▶ [Records from a data source]
►
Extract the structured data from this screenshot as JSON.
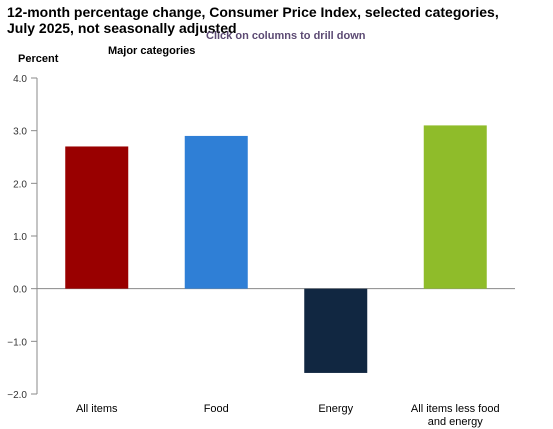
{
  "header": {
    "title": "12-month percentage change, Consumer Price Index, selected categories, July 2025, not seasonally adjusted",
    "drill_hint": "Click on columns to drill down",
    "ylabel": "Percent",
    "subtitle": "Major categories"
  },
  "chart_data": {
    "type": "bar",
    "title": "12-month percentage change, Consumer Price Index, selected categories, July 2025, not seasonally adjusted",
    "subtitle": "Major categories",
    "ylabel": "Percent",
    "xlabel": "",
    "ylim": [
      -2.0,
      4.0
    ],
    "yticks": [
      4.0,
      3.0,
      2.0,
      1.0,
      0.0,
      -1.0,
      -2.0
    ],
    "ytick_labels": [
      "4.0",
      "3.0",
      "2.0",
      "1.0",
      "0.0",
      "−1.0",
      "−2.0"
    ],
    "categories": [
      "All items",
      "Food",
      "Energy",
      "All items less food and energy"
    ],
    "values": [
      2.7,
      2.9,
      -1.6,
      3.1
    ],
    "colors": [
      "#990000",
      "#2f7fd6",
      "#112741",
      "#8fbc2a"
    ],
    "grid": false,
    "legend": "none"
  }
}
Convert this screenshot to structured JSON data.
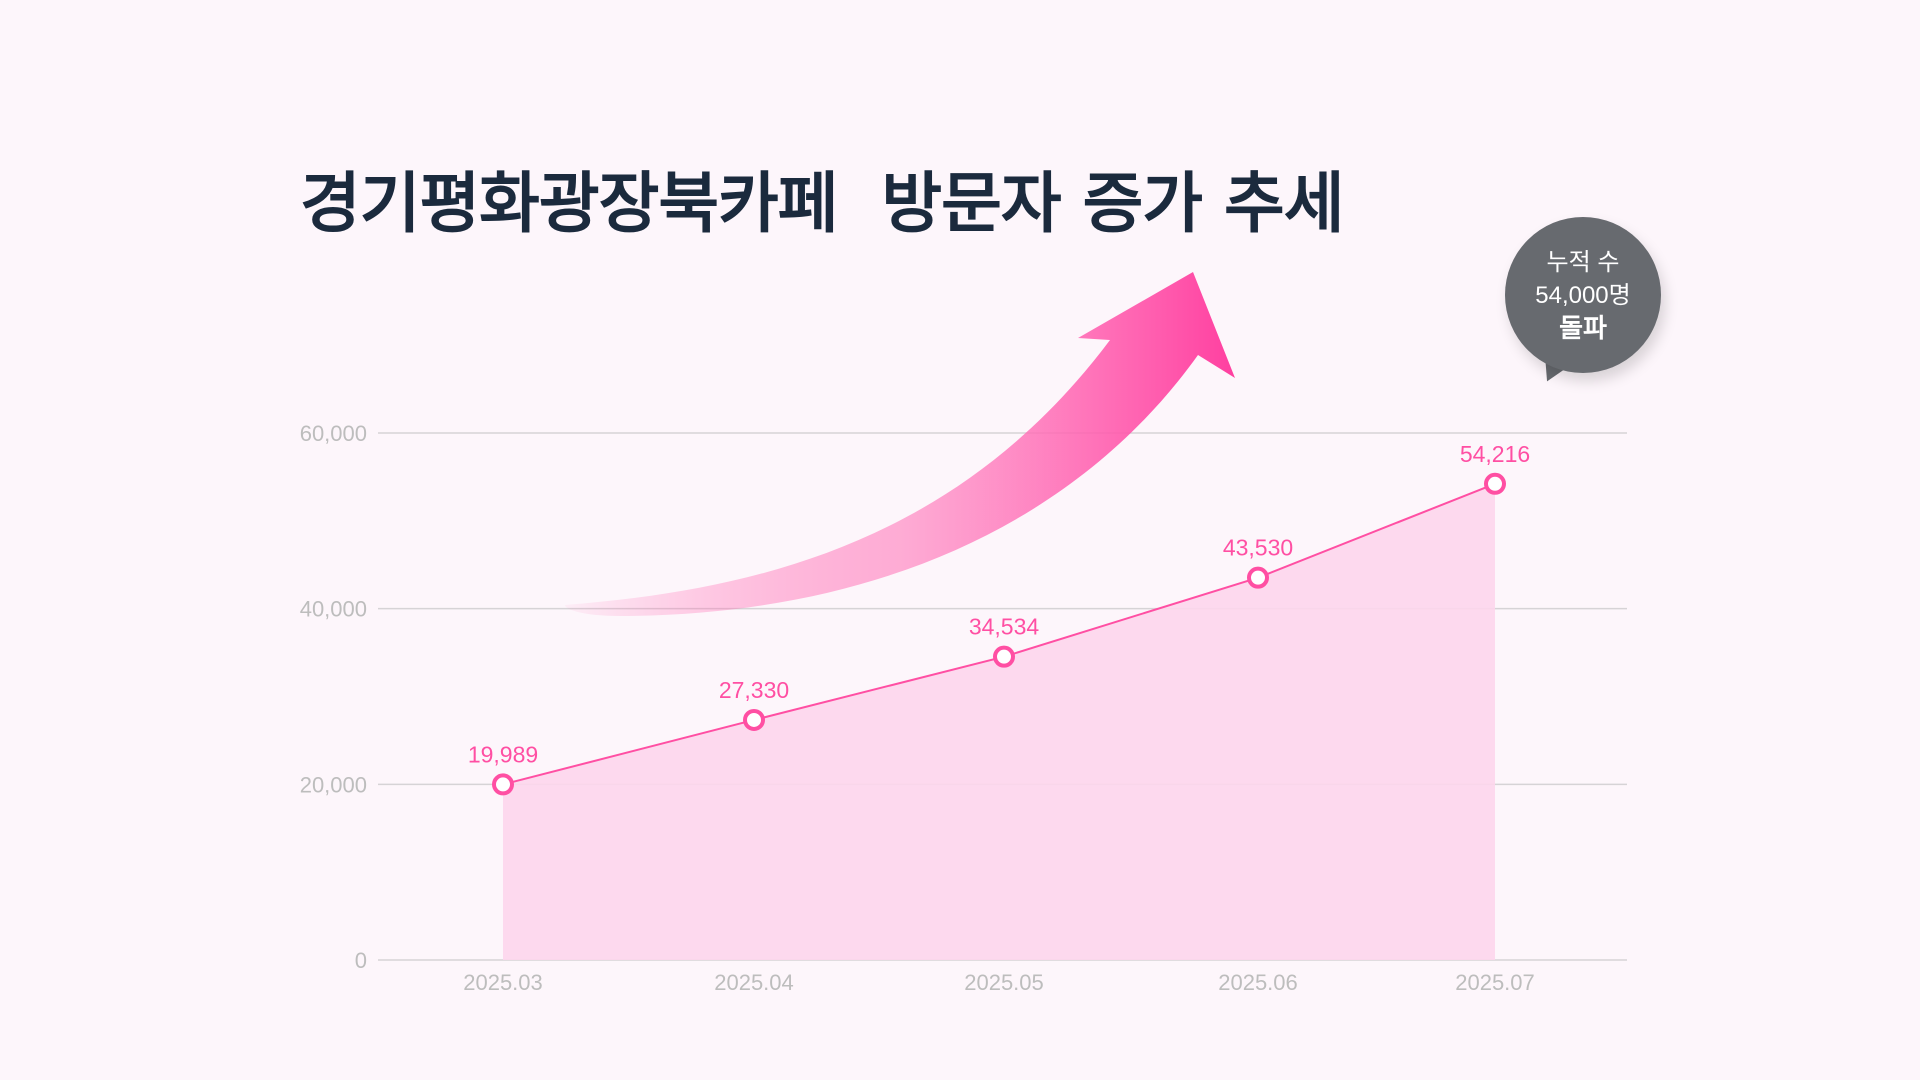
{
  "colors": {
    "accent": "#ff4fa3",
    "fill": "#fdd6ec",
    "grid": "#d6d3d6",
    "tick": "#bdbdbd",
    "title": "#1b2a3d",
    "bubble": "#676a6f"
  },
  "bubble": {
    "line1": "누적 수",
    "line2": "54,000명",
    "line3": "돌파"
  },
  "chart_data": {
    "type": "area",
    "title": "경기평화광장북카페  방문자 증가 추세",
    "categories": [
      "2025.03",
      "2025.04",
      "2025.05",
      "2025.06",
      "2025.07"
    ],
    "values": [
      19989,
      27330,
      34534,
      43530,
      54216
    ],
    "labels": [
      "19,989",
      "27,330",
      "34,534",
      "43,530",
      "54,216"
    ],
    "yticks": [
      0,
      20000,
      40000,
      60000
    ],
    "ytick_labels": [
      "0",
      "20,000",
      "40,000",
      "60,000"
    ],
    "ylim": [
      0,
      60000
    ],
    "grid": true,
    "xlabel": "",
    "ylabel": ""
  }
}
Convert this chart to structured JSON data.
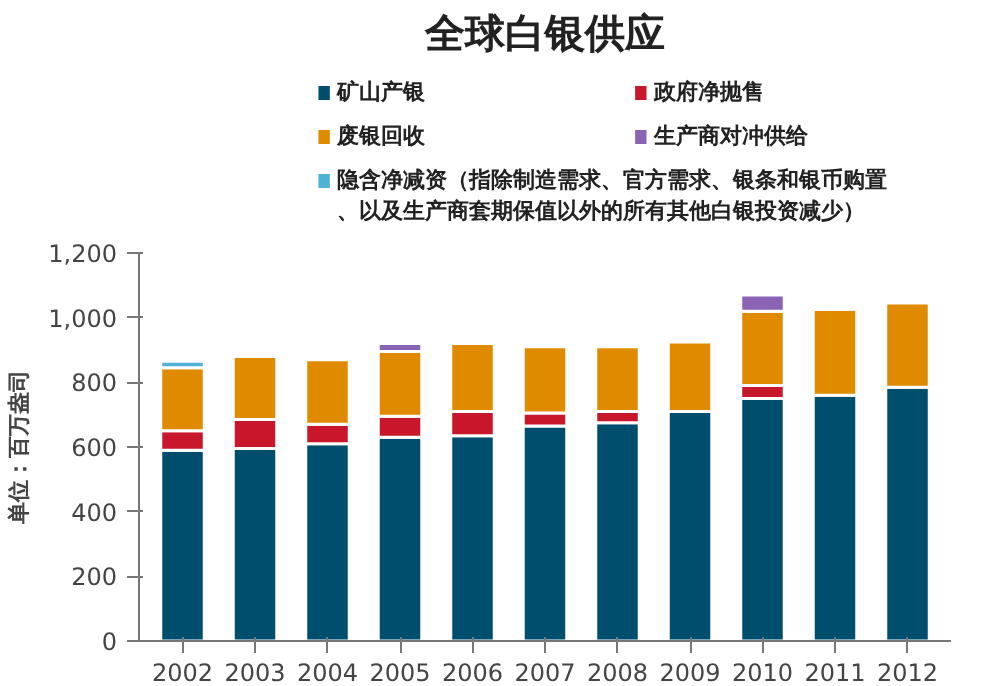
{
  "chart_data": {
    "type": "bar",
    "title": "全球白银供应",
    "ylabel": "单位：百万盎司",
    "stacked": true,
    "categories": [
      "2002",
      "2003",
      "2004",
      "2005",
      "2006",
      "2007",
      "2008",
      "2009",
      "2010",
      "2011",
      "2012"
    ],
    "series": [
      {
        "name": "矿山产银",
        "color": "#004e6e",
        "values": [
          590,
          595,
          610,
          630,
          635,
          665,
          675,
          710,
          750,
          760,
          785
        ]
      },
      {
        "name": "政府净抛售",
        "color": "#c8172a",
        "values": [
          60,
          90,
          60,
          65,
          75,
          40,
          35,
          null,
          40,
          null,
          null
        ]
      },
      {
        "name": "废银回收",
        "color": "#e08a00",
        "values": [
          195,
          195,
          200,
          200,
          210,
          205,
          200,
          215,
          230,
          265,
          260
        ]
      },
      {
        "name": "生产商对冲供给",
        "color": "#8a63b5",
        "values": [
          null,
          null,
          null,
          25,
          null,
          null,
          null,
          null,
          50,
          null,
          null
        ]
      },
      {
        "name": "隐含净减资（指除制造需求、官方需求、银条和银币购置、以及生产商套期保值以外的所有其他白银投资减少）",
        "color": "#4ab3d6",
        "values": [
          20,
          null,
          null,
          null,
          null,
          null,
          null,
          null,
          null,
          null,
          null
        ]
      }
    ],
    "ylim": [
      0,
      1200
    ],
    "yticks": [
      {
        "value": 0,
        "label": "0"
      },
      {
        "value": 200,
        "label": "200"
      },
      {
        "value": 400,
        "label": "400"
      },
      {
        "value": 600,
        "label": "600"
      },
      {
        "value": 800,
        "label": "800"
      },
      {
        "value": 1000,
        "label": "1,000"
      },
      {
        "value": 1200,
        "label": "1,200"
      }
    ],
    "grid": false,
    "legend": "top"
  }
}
◄
▶ [TO BE DONE] Filter the entries down to the lines with the word "grid" in them.

▶ [THE COMPLETED TASK]
    "grid": false,
    "grid": "#d6d3d6",
    "grid": true,
    "grid": false,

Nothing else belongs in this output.